TASK STATEMENT:
Reproduce the material below line for line without any changes, and leave the pictures out of your answer.

#####

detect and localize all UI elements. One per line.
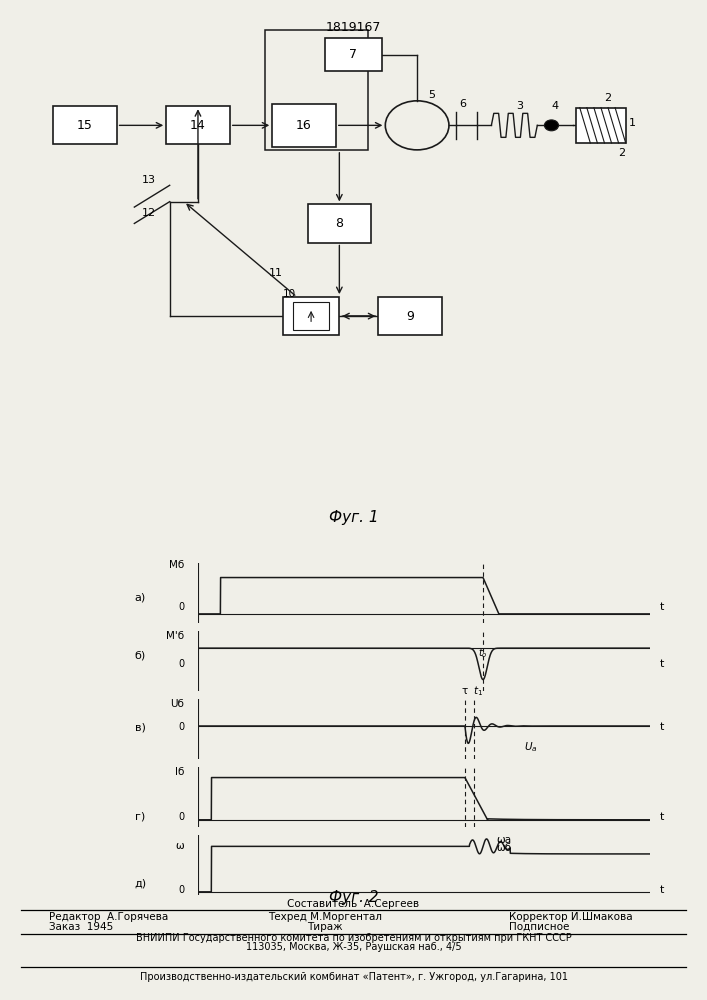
Text: 9: 9 (406, 310, 414, 323)
Text: τ: τ (462, 686, 468, 696)
Text: М'б: М'б (166, 631, 185, 641)
Text: 10: 10 (284, 289, 296, 299)
Text: Uб: Uб (170, 699, 185, 709)
Text: 4: 4 (551, 101, 559, 111)
Text: 1819167: 1819167 (326, 21, 381, 34)
Text: 16: 16 (296, 119, 312, 132)
FancyBboxPatch shape (272, 104, 336, 147)
Text: 6: 6 (460, 99, 467, 109)
Text: t: t (660, 722, 664, 732)
Text: Заказ  1945: Заказ 1945 (49, 922, 114, 932)
Text: 0: 0 (178, 885, 185, 895)
FancyBboxPatch shape (53, 106, 117, 144)
Text: Подписное: Подписное (509, 922, 569, 932)
Text: ω: ω (175, 841, 185, 851)
FancyBboxPatch shape (378, 297, 442, 335)
Text: $U_a$: $U_a$ (524, 740, 537, 754)
Text: в): в) (134, 722, 146, 732)
Text: Тираж: Тираж (308, 922, 343, 932)
Text: 0: 0 (178, 812, 185, 822)
Text: 0: 0 (178, 602, 185, 612)
Text: 1: 1 (629, 118, 636, 128)
Text: б): б) (134, 650, 146, 660)
Text: Техред М.Моргентал: Техред М.Моргентал (268, 912, 382, 922)
Text: t: t (660, 885, 664, 895)
Text: t: t (660, 659, 664, 669)
Text: 13: 13 (141, 175, 156, 185)
Text: ωа: ωа (496, 835, 512, 845)
Text: t: t (660, 812, 664, 822)
Text: Iб: Iб (175, 767, 185, 777)
Text: 5: 5 (428, 90, 435, 100)
Text: 2: 2 (619, 148, 626, 158)
Text: 0: 0 (178, 722, 185, 732)
Text: 113035, Москва, Ж-35, Раушская наб., 4/5: 113035, Москва, Ж-35, Раушская наб., 4/5 (246, 942, 461, 952)
Text: 0: 0 (178, 659, 185, 669)
FancyBboxPatch shape (283, 297, 339, 335)
Text: 3: 3 (516, 101, 523, 111)
FancyBboxPatch shape (293, 302, 329, 330)
Text: д): д) (134, 878, 147, 888)
FancyBboxPatch shape (166, 106, 230, 144)
FancyBboxPatch shape (325, 38, 382, 71)
Circle shape (544, 120, 559, 131)
FancyBboxPatch shape (308, 204, 371, 243)
Text: ωб: ωб (496, 843, 512, 853)
FancyBboxPatch shape (576, 108, 626, 143)
Text: Производственно-издательский комбинат «Патент», г. Ужгород, ул.Гагарина, 101: Производственно-издательский комбинат «П… (139, 972, 568, 982)
Text: 15: 15 (77, 119, 93, 132)
Text: г): г) (134, 812, 145, 822)
Text: Мб: Мб (169, 560, 185, 570)
Text: $t_1$: $t_1$ (474, 684, 484, 698)
Text: Составитель  А.Сергеев: Составитель А.Сергеев (288, 899, 419, 909)
Text: Фуг. 2: Фуг. 2 (329, 890, 378, 905)
Text: Корректор И.Шмакова: Корректор И.Шмакова (509, 912, 633, 922)
Text: $t_o$: $t_o$ (478, 646, 488, 660)
Text: Редактор  А.Горячева: Редактор А.Горячева (49, 912, 169, 922)
Text: 2: 2 (604, 93, 612, 103)
Text: 12: 12 (141, 208, 156, 218)
Text: ВНИИПИ Государственного комитета по изобретениям и открытиям при ГКНТ СССР: ВНИИПИ Государственного комитета по изоб… (136, 933, 571, 943)
Text: t: t (660, 602, 664, 612)
Text: 7: 7 (349, 48, 358, 61)
Text: 14: 14 (190, 119, 206, 132)
Text: Фуг. 1: Фуг. 1 (329, 510, 378, 525)
Text: 8: 8 (335, 217, 344, 230)
Text: 11: 11 (269, 267, 283, 277)
Text: а): а) (134, 592, 146, 602)
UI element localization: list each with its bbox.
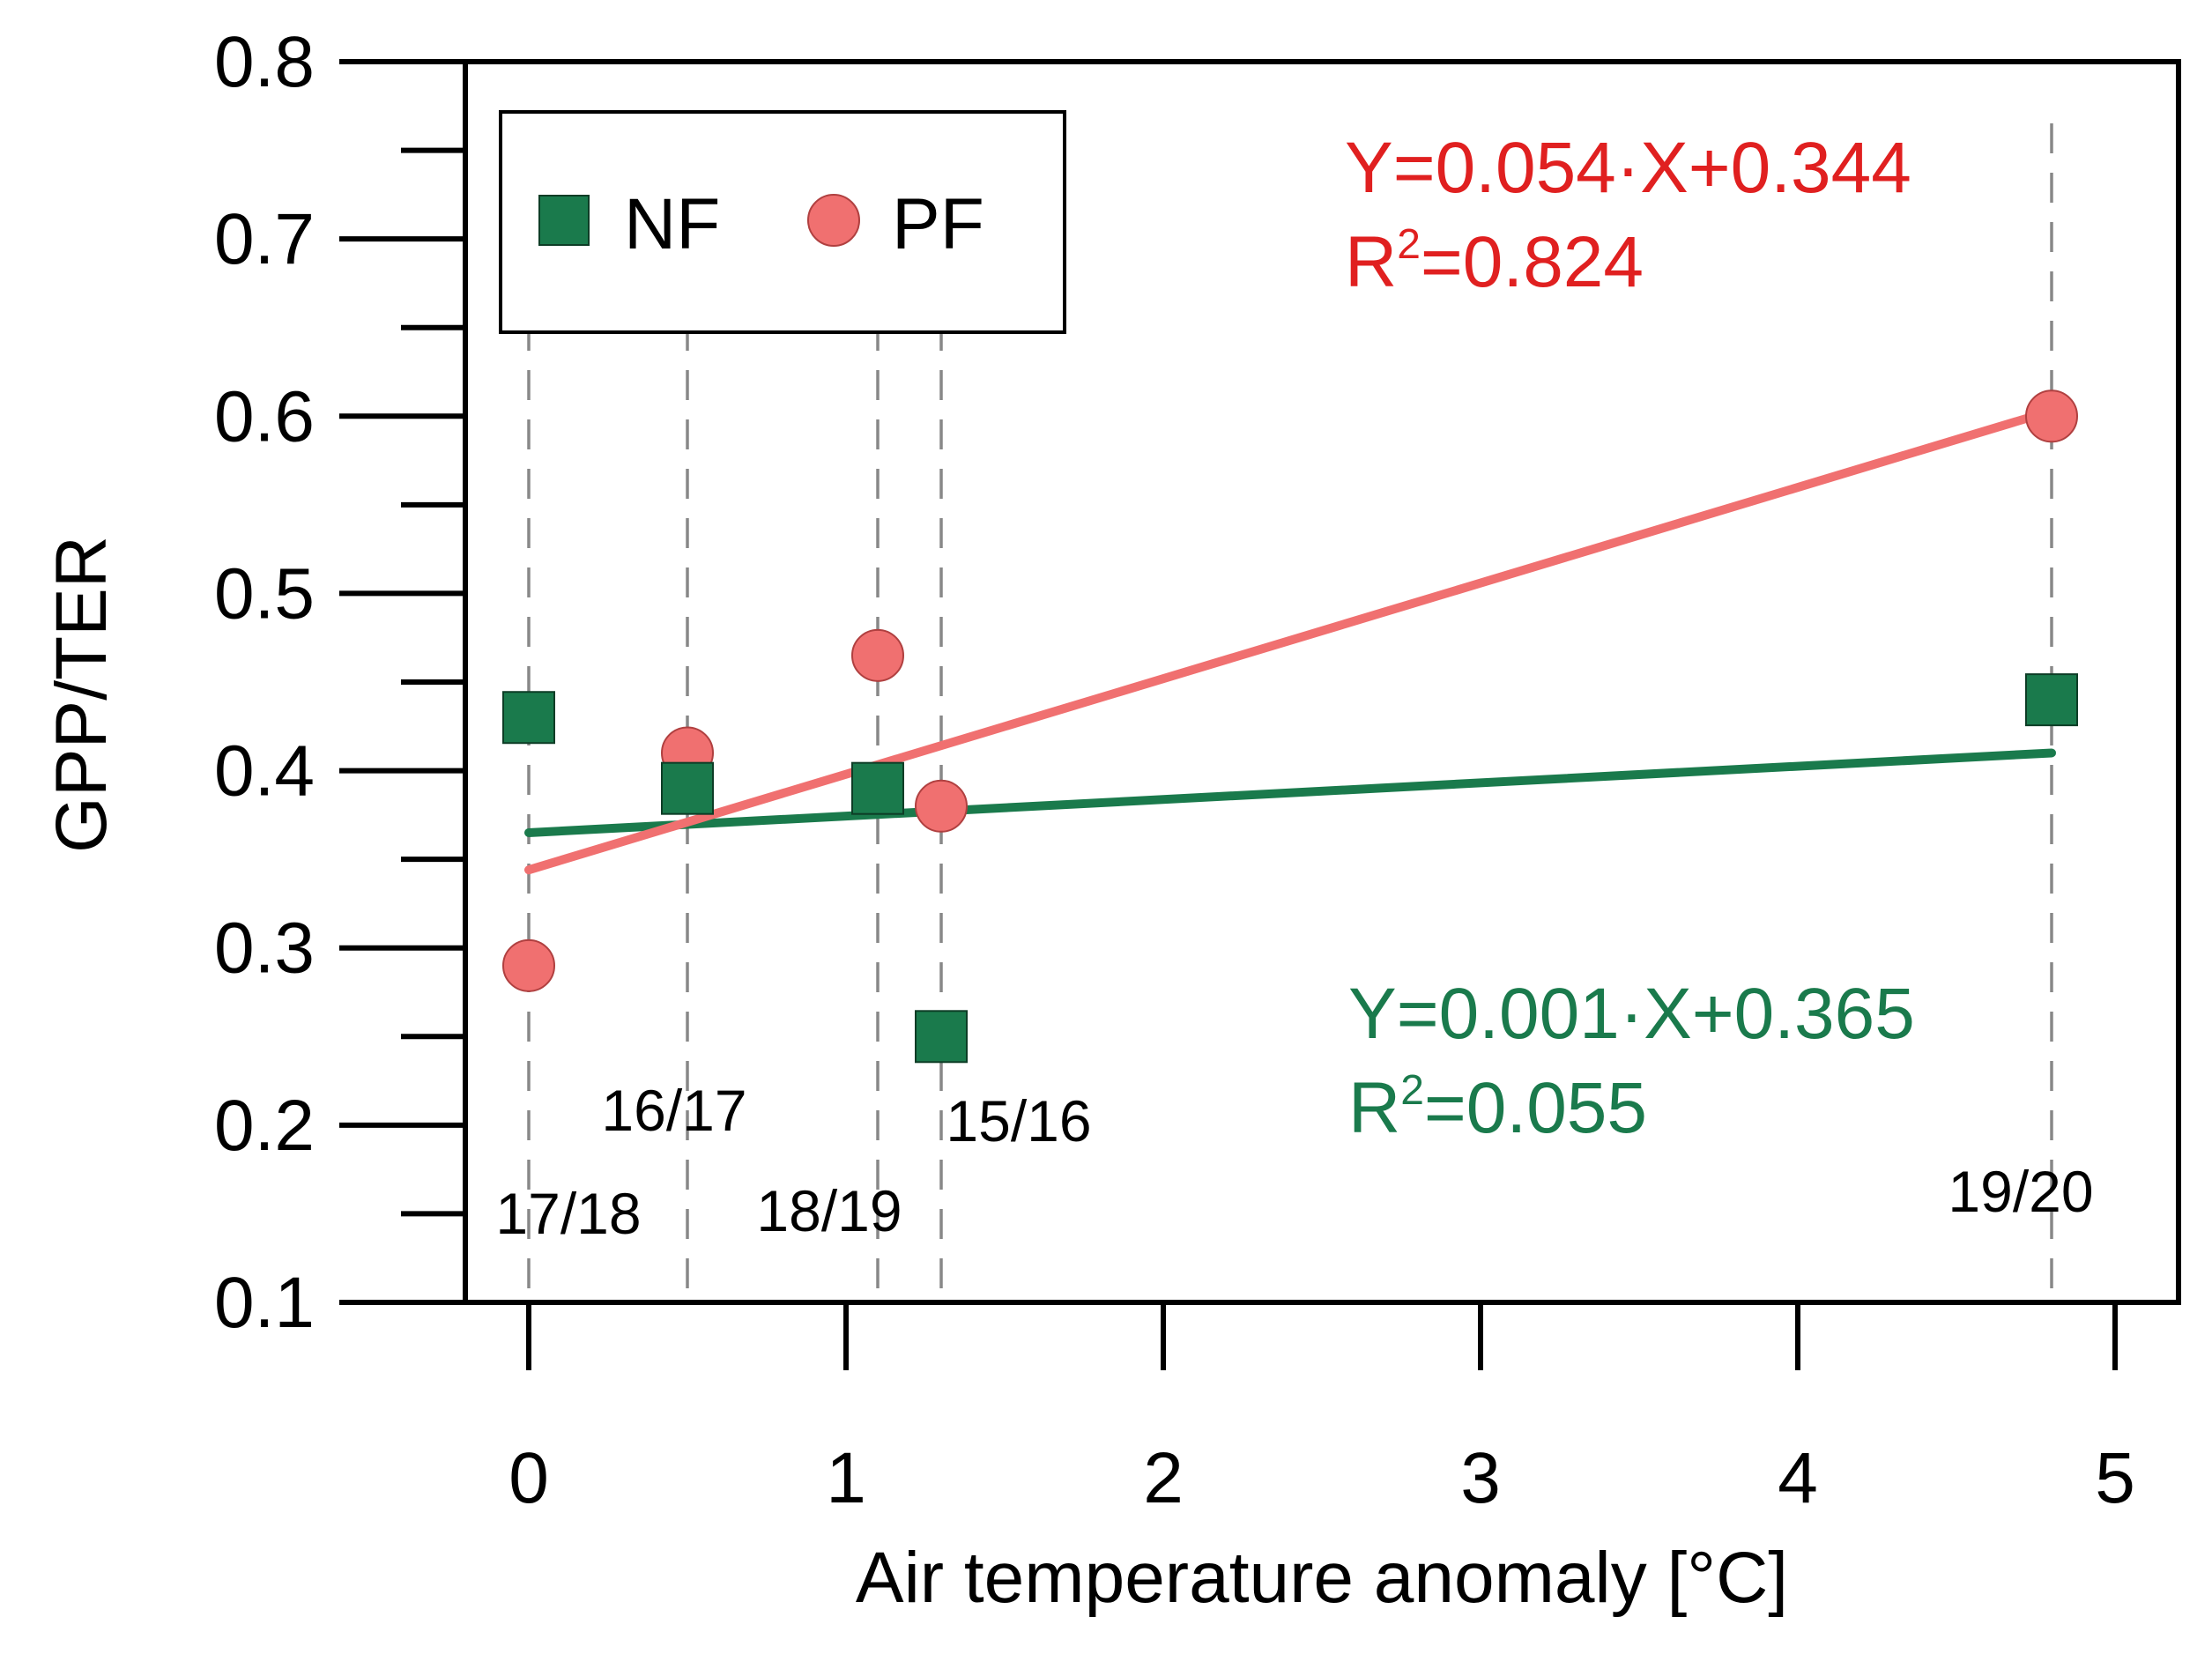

#####

SOLUTION:
detect and localize all UI elements. One per line.
Text: 9: 9 (406, 310, 414, 323)
Text: τ: τ (462, 686, 468, 696)
Text: М'б: М'б (166, 631, 185, 641)
Text: 10: 10 (284, 289, 296, 299)
Text: Uб: Uб (170, 699, 185, 709)
Text: 4: 4 (551, 101, 559, 111)
Text: 1819167: 1819167 (326, 21, 381, 34)
Text: 16: 16 (296, 119, 312, 132)
FancyBboxPatch shape (272, 104, 336, 147)
Text: 6: 6 (460, 99, 467, 109)
Text: t: t (660, 722, 664, 732)
Text: Заказ  1945: Заказ 1945 (49, 922, 114, 932)
Text: 0: 0 (178, 885, 185, 895)
FancyBboxPatch shape (53, 106, 117, 144)
Text: Подписное: Подписное (509, 922, 569, 932)
Text: ω: ω (175, 841, 185, 851)
FancyBboxPatch shape (378, 297, 442, 335)
Text: $U_a$: $U_a$ (524, 740, 537, 754)
Text: в): в) (134, 722, 146, 732)
Text: Тираж: Тираж (308, 922, 343, 932)
Text: 0: 0 (178, 812, 185, 822)
Text: 0: 0 (178, 602, 185, 612)
Text: 1: 1 (629, 118, 636, 128)
Text: б): б) (134, 650, 146, 660)
Text: Техред М.Моргентал: Техред М.Моргентал (268, 912, 382, 922)
Text: t: t (660, 885, 664, 895)
Text: t: t (660, 659, 664, 669)
Text: 13: 13 (141, 175, 156, 185)
Text: ωа: ωа (496, 835, 512, 845)
Text: t: t (660, 812, 664, 822)
Text: Iб: Iб (175, 767, 185, 777)
Text: 5: 5 (428, 90, 435, 100)
Text: 2: 2 (619, 148, 626, 158)
Text: 0: 0 (178, 722, 185, 732)
Text: 113035, Москва, Ж-35, Раушская наб., 4/5: 113035, Москва, Ж-35, Раушская наб., 4/5 (246, 942, 461, 952)
Text: 0: 0 (178, 659, 185, 669)
FancyBboxPatch shape (283, 297, 339, 335)
Text: 3: 3 (516, 101, 523, 111)
FancyBboxPatch shape (293, 302, 329, 330)
Text: д): д) (134, 878, 147, 888)
FancyBboxPatch shape (166, 106, 230, 144)
FancyBboxPatch shape (325, 38, 382, 71)
Circle shape (544, 120, 559, 131)
FancyBboxPatch shape (308, 204, 371, 243)
Text: ωб: ωб (496, 843, 512, 853)
FancyBboxPatch shape (576, 108, 626, 143)
Text: Производственно-издательский комбинат «Патент», г. Ужгород, ул.Гагарина, 101: Производственно-издательский комбинат «П… (139, 972, 568, 982)
Text: 15: 15 (77, 119, 93, 132)
Text: г): г) (134, 812, 145, 822)
Text: Мб: Мб (169, 560, 185, 570)
Text: $t_1$: $t_1$ (474, 684, 484, 698)
Text: Составитель  А.Сергеев: Составитель А.Сергеев (288, 899, 419, 909)
Text: Фуг. 2: Фуг. 2 (329, 890, 378, 905)
Text: Корректор И.Шмакова: Корректор И.Шмакова (509, 912, 633, 922)
Text: $t_o$: $t_o$ (478, 646, 488, 660)
Text: Редактор  А.Горячева: Редактор А.Горячева (49, 912, 169, 922)
Text: 2: 2 (604, 93, 612, 103)
Text: 12: 12 (141, 208, 156, 218)
Text: ВНИИПИ Государственного комитета по изобретениям и открытиям при ГКНТ СССР: ВНИИПИ Государственного комитета по изоб… (136, 933, 571, 943)
Text: t: t (660, 602, 664, 612)
Text: 7: 7 (349, 48, 358, 61)
Text: 14: 14 (190, 119, 206, 132)
Text: Фуг. 1: Фуг. 1 (329, 510, 378, 525)
Text: 8: 8 (335, 217, 344, 230)
Text: 11: 11 (269, 267, 283, 277)
Text: а): а) (134, 592, 146, 602)
UI element localization: list each with its bbox.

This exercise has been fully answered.